[START]
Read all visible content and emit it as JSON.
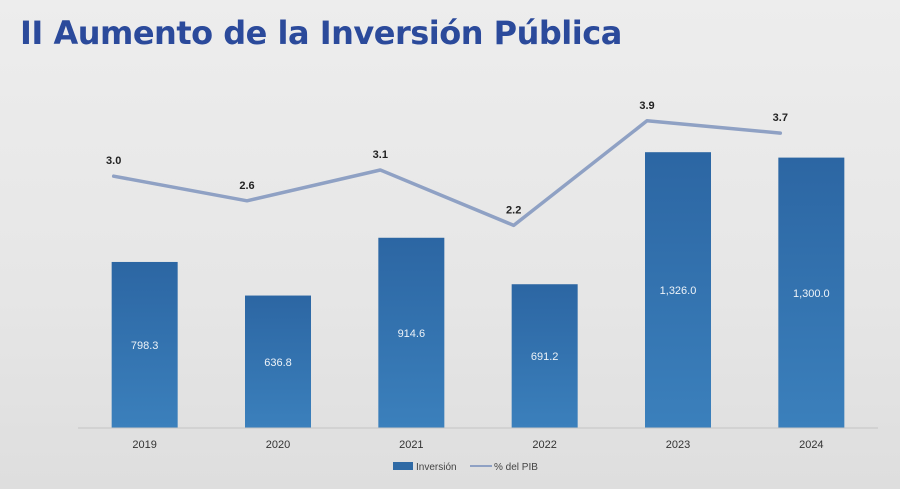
{
  "title": "II Aumento de la Inversión Pública",
  "chart_data": {
    "type": "bar",
    "categories": [
      "2019",
      "2020",
      "2021",
      "2022",
      "2023",
      "2024"
    ],
    "series": [
      {
        "name": "Inversión",
        "type": "bar",
        "values": [
          798.3,
          636.8,
          914.6,
          691.2,
          1326.0,
          1300.0
        ],
        "labels": [
          "798.3",
          "636.8",
          "914.6",
          "691.2",
          "1,326.0",
          "1,300.0"
        ],
        "color": "#2f6aa5"
      },
      {
        "name": "% del PIB",
        "type": "line",
        "values": [
          3.0,
          2.6,
          3.1,
          2.2,
          3.9,
          3.7
        ],
        "labels": [
          "3.0",
          "2.6",
          "3.1",
          "2.2",
          "3.9",
          "3.7"
        ],
        "color": "#8fa1c4"
      }
    ],
    "y_bar_range": [
      0,
      1500
    ],
    "y_line_range": [
      0.5,
      4.4
    ],
    "grid": false,
    "legend_position": "bottom"
  }
}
[END]
• **Set task**: Return the entries unchanged, save for the pictures, which do not belong in the copy.

• **Finished answer**:
Read all visible content and emit it as JSON.
{
  "title": "II Aumento de la Inversión Pública",
  "chart_data": {
    "type": "bar",
    "categories": [
      "2019",
      "2020",
      "2021",
      "2022",
      "2023",
      "2024"
    ],
    "series": [
      {
        "name": "Inversión",
        "type": "bar",
        "values": [
          798.3,
          636.8,
          914.6,
          691.2,
          1326.0,
          1300.0
        ],
        "labels": [
          "798.3",
          "636.8",
          "914.6",
          "691.2",
          "1,326.0",
          "1,300.0"
        ],
        "color": "#2f6aa5"
      },
      {
        "name": "% del PIB",
        "type": "line",
        "values": [
          3.0,
          2.6,
          3.1,
          2.2,
          3.9,
          3.7
        ],
        "labels": [
          "3.0",
          "2.6",
          "3.1",
          "2.2",
          "3.9",
          "3.7"
        ],
        "color": "#8fa1c4"
      }
    ],
    "y_bar_range": [
      0,
      1500
    ],
    "y_line_range": [
      0.5,
      4.4
    ],
    "grid": false,
    "legend_position": "bottom"
  }
}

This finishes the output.